§ Goal: Quote the following lines verbatim, leaving out the pictures.

§ Records in a dataset:
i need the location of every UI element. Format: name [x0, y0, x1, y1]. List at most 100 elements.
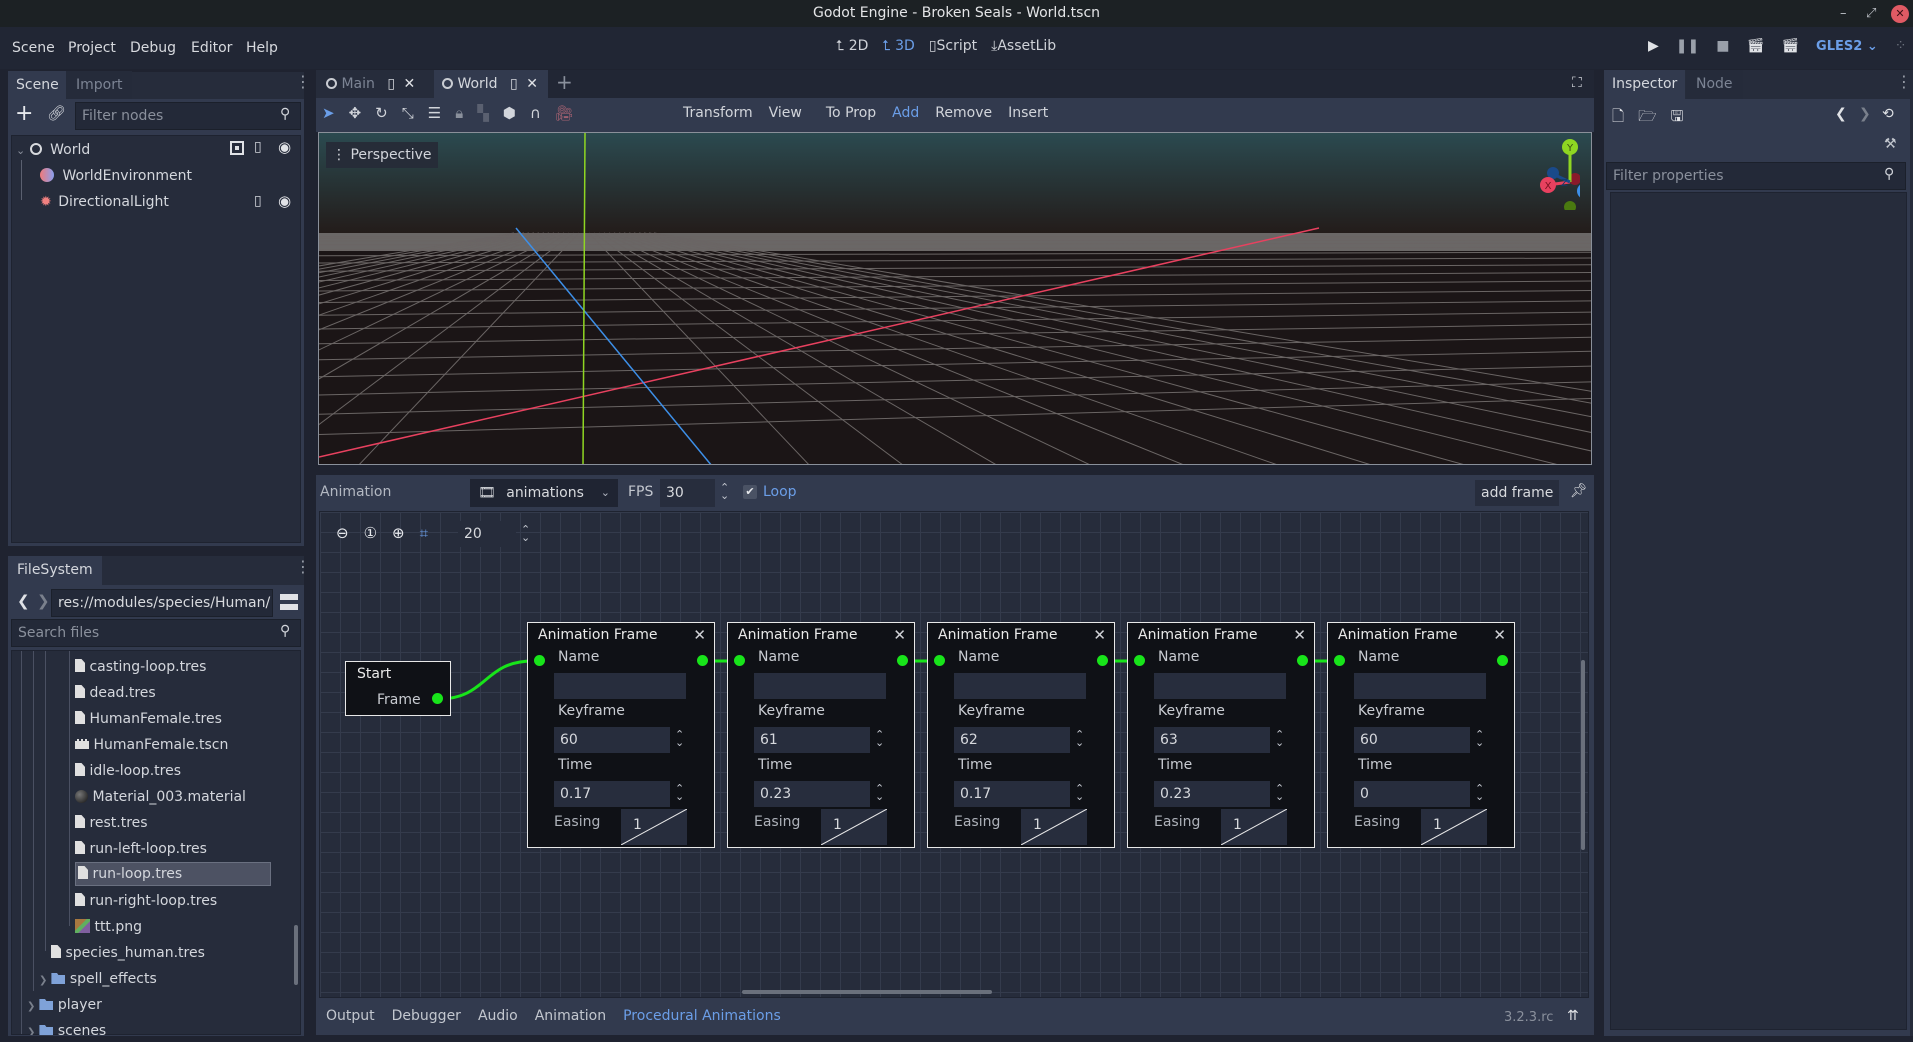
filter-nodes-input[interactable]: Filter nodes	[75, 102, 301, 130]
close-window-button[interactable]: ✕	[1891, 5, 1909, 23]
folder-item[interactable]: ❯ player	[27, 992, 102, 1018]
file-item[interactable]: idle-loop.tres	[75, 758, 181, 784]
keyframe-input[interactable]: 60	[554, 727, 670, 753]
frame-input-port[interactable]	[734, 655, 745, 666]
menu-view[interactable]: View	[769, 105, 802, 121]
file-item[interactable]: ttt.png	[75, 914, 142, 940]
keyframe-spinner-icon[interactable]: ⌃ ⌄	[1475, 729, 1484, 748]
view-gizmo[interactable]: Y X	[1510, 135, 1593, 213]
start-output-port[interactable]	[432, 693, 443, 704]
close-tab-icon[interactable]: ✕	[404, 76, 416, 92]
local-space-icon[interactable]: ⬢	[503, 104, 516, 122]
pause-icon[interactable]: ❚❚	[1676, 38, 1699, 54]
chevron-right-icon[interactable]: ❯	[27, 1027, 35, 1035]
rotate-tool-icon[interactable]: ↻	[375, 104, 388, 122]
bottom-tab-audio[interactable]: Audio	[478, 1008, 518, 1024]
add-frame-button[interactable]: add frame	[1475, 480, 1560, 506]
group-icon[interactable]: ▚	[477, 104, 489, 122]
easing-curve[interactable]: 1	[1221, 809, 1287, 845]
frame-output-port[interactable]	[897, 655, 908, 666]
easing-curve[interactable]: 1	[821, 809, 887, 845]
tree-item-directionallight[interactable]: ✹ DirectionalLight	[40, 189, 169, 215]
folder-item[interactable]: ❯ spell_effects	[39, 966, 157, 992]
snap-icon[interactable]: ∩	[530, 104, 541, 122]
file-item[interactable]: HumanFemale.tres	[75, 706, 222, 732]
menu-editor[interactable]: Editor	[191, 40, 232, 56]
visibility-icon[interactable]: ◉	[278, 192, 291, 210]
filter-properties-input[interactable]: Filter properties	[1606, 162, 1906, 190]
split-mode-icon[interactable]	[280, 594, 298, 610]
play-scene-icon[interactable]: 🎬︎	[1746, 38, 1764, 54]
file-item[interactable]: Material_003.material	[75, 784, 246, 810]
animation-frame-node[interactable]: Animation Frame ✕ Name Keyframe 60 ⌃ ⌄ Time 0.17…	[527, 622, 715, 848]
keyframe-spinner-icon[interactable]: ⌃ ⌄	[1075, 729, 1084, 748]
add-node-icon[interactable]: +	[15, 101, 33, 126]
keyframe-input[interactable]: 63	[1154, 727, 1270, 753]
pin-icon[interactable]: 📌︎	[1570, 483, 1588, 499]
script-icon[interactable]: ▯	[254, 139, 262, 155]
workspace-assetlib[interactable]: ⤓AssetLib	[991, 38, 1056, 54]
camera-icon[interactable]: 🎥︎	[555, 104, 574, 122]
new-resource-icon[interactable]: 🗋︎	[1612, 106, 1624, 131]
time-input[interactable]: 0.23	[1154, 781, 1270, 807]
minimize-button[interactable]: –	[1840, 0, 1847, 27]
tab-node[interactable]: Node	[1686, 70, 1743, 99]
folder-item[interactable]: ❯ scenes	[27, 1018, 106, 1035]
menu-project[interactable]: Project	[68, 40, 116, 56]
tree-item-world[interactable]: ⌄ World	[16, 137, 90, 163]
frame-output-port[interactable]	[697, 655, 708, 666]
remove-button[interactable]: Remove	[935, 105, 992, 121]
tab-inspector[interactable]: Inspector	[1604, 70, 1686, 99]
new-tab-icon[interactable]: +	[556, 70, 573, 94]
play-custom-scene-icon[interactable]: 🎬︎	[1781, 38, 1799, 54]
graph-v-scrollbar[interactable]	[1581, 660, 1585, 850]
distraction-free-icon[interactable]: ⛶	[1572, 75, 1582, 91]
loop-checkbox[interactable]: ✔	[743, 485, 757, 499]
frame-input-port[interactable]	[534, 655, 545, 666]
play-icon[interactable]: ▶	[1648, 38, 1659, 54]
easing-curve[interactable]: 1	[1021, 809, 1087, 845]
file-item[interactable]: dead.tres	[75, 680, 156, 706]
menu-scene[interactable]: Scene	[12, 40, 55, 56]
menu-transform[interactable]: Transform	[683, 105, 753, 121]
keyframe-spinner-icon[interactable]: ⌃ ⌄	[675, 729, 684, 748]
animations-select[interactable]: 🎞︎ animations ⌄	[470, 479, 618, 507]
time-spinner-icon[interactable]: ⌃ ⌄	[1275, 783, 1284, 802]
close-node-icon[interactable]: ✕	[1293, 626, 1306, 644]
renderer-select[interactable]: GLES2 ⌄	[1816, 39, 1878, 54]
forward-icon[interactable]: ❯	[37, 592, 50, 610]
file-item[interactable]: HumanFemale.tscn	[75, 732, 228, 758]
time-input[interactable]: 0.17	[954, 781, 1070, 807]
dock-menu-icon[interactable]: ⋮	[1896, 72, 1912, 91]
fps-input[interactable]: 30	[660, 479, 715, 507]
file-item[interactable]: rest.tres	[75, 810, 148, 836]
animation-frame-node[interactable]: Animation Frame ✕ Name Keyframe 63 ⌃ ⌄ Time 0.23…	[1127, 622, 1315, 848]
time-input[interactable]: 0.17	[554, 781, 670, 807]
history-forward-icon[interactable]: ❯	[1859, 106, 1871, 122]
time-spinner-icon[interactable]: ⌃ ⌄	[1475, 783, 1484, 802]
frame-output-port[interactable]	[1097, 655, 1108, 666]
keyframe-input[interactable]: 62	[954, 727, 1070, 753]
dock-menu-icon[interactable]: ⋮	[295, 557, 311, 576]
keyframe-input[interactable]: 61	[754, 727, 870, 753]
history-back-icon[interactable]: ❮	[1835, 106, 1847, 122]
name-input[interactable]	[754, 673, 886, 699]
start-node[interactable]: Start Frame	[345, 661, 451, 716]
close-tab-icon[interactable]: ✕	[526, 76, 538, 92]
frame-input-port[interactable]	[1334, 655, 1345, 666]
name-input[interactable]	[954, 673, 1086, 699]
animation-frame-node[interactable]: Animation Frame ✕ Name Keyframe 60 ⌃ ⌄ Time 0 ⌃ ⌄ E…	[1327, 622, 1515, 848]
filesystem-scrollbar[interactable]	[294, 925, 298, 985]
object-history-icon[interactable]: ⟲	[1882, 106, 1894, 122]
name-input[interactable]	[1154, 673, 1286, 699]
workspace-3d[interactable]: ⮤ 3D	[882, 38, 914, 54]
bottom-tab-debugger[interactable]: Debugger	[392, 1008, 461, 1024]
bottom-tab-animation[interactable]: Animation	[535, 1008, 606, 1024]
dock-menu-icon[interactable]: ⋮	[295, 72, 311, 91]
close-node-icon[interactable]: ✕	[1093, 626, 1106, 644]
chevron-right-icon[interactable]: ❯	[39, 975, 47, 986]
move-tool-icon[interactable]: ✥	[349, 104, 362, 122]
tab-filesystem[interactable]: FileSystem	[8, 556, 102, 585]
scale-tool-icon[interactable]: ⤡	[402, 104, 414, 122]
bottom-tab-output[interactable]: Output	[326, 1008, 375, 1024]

§ Task solution:
i need the location of every UI element. Format: name [x0, y0, x1, y1]. List at most 100 elements.
filter-nodes-input[interactable]: Filter nodes	[75, 102, 301, 130]
close-window-button[interactable]: ✕	[1891, 5, 1909, 23]
folder-item[interactable]: ❯ player	[27, 992, 102, 1018]
file-item[interactable]: idle-loop.tres	[75, 758, 181, 784]
keyframe-input[interactable]: 60	[554, 727, 670, 753]
frame-input-port[interactable]	[734, 655, 745, 666]
menu-view[interactable]: View	[769, 105, 802, 121]
file-item[interactable]: ttt.png	[75, 914, 142, 940]
keyframe-spinner-icon[interactable]: ⌃ ⌄	[1475, 729, 1484, 748]
view-gizmo[interactable]: Y X	[1510, 135, 1593, 213]
start-output-port[interactable]	[432, 693, 443, 704]
close-tab-icon[interactable]: ✕	[404, 76, 416, 92]
local-space-icon[interactable]: ⬢	[503, 104, 516, 122]
pause-icon[interactable]: ❚❚	[1676, 38, 1699, 54]
chevron-right-icon[interactable]: ❯	[27, 1027, 35, 1035]
rotate-tool-icon[interactable]: ↻	[375, 104, 388, 122]
bottom-tab-audio[interactable]: Audio	[478, 1008, 518, 1024]
add-frame-button[interactable]: add frame	[1475, 480, 1560, 506]
group-icon[interactable]: ▚	[477, 104, 489, 122]
easing-curve[interactable]: 1	[1221, 809, 1287, 845]
frame-output-port[interactable]	[897, 655, 908, 666]
easing-curve[interactable]: 1	[821, 809, 887, 845]
tree-item-directionallight[interactable]: ✹ DirectionalLight	[40, 189, 169, 215]
folder-item[interactable]: ❯ spell_effects	[39, 966, 157, 992]
snap-icon[interactable]: ∩	[530, 104, 541, 122]
file-item[interactable]: HumanFemale.tres	[75, 706, 222, 732]
menu-editor[interactable]: Editor	[191, 40, 232, 56]
visibility-icon[interactable]: ◉	[278, 192, 291, 210]
filter-properties-input[interactable]: Filter properties	[1606, 162, 1906, 190]
split-mode-icon[interactable]	[280, 594, 298, 610]
play-scene-icon[interactable]: 🎬︎	[1746, 38, 1764, 54]
file-item[interactable]: Material_003.material	[75, 784, 246, 810]
animation-frame-node[interactable]: Animation Frame ✕ Name Keyframe 60 ⌃ ⌄ Time 0.17…	[527, 622, 715, 848]
keyframe-spinner-icon[interactable]: ⌃ ⌄	[1075, 729, 1084, 748]
add-node-icon[interactable]: +	[15, 101, 33, 126]
keyframe-input[interactable]: 63	[1154, 727, 1270, 753]
pin-icon[interactable]: 📌︎	[1570, 483, 1588, 499]
script-icon[interactable]: ▯	[254, 139, 262, 155]
workspace-assetlib[interactable]: ⤓AssetLib	[991, 38, 1056, 54]
camera-icon[interactable]: 🎥︎	[555, 104, 574, 122]
new-resource-icon[interactable]: 🗋︎	[1612, 106, 1624, 131]
time-input[interactable]: 0.23	[1154, 781, 1270, 807]
minimize-button[interactable]: –	[1840, 0, 1847, 27]
tab-node[interactable]: Node	[1686, 70, 1743, 99]
folder-item[interactable]: ❯ scenes	[27, 1018, 106, 1035]
menu-project[interactable]: Project	[68, 40, 116, 56]
tree-item-world[interactable]: ⌄ World	[16, 137, 90, 163]
frame-output-port[interactable]	[697, 655, 708, 666]
remove-button[interactable]: Remove	[935, 105, 992, 121]
tab-inspector[interactable]: Inspector	[1604, 70, 1686, 99]
new-tab-icon[interactable]: +	[556, 70, 573, 94]
play-custom-scene-icon[interactable]: 🎬︎	[1781, 38, 1799, 54]
graph-v-scrollbar[interactable]	[1581, 660, 1585, 850]
distraction-free-icon[interactable]: ⛶	[1572, 75, 1582, 91]
loop-checkbox[interactable]: ✔	[743, 485, 757, 499]
frame-input-port[interactable]	[534, 655, 545, 666]
play-icon[interactable]: ▶	[1648, 38, 1659, 54]
easing-curve[interactable]: 1	[1021, 809, 1087, 845]
file-item[interactable]: dead.tres	[75, 680, 156, 706]
menu-scene[interactable]: Scene	[12, 40, 55, 56]
menu-transform[interactable]: Transform	[683, 105, 753, 121]
keyframe-spinner-icon[interactable]: ⌃ ⌄	[675, 729, 684, 748]
animations-select[interactable]: 🎞︎ animations ⌄	[470, 479, 618, 507]
time-spinner-icon[interactable]: ⌃ ⌄	[1275, 783, 1284, 802]
close-node-icon[interactable]: ✕	[1293, 626, 1306, 644]
renderer-select[interactable]: GLES2 ⌄	[1816, 39, 1878, 54]
forward-icon[interactable]: ❯	[37, 592, 50, 610]
file-item[interactable]: HumanFemale.tscn	[75, 732, 228, 758]
time-input[interactable]: 0.17	[954, 781, 1070, 807]
dock-menu-icon[interactable]: ⋮	[1896, 72, 1912, 91]
fps-input[interactable]: 30	[660, 479, 715, 507]
file-item[interactable]: rest.tres	[75, 810, 148, 836]
animation-frame-node[interactable]: Animation Frame ✕ Name Keyframe 63 ⌃ ⌄ Time 0.23…	[1127, 622, 1315, 848]
time-input[interactable]: 0.17	[554, 781, 670, 807]
history-forward-icon[interactable]: ❯	[1859, 106, 1871, 122]
time-spinner-icon[interactable]: ⌃ ⌄	[1475, 783, 1484, 802]
frame-output-port[interactable]	[1097, 655, 1108, 666]
keyframe-input[interactable]: 62	[954, 727, 1070, 753]
dock-menu-icon[interactable]: ⋮	[295, 557, 311, 576]
keyframe-input[interactable]: 61	[754, 727, 870, 753]
history-back-icon[interactable]: ❮	[1835, 106, 1847, 122]
name-input[interactable]	[754, 673, 886, 699]
start-node[interactable]: Start Frame	[345, 661, 451, 716]
close-tab-icon[interactable]: ✕	[526, 76, 538, 92]
frame-input-port[interactable]	[1334, 655, 1345, 666]
name-input[interactable]	[954, 673, 1086, 699]
animation-frame-node[interactable]: Animation Frame ✕ Name Keyframe 60 ⌃ ⌄ Time 0 ⌃ ⌄ E…	[1327, 622, 1515, 848]
filesystem-scrollbar[interactable]	[294, 925, 298, 985]
object-history-icon[interactable]: ⟲	[1882, 106, 1894, 122]
name-input[interactable]	[1154, 673, 1286, 699]
workspace-3d[interactable]: ⮤ 3D	[882, 38, 914, 54]
bottom-tab-debugger[interactable]: Debugger	[392, 1008, 461, 1024]
bottom-tab-animation[interactable]: Animation	[535, 1008, 606, 1024]
dock-menu-icon[interactable]: ⋮	[295, 72, 311, 91]
close-node-icon[interactable]: ✕	[1093, 626, 1106, 644]
chevron-right-icon[interactable]: ❯	[39, 975, 47, 986]
move-tool-icon[interactable]: ✥	[349, 104, 362, 122]
tab-filesystem[interactable]: FileSystem	[8, 556, 102, 585]
scale-tool-icon[interactable]: ⤡	[402, 104, 414, 122]
bottom-tab-output[interactable]: Output	[326, 1008, 375, 1024]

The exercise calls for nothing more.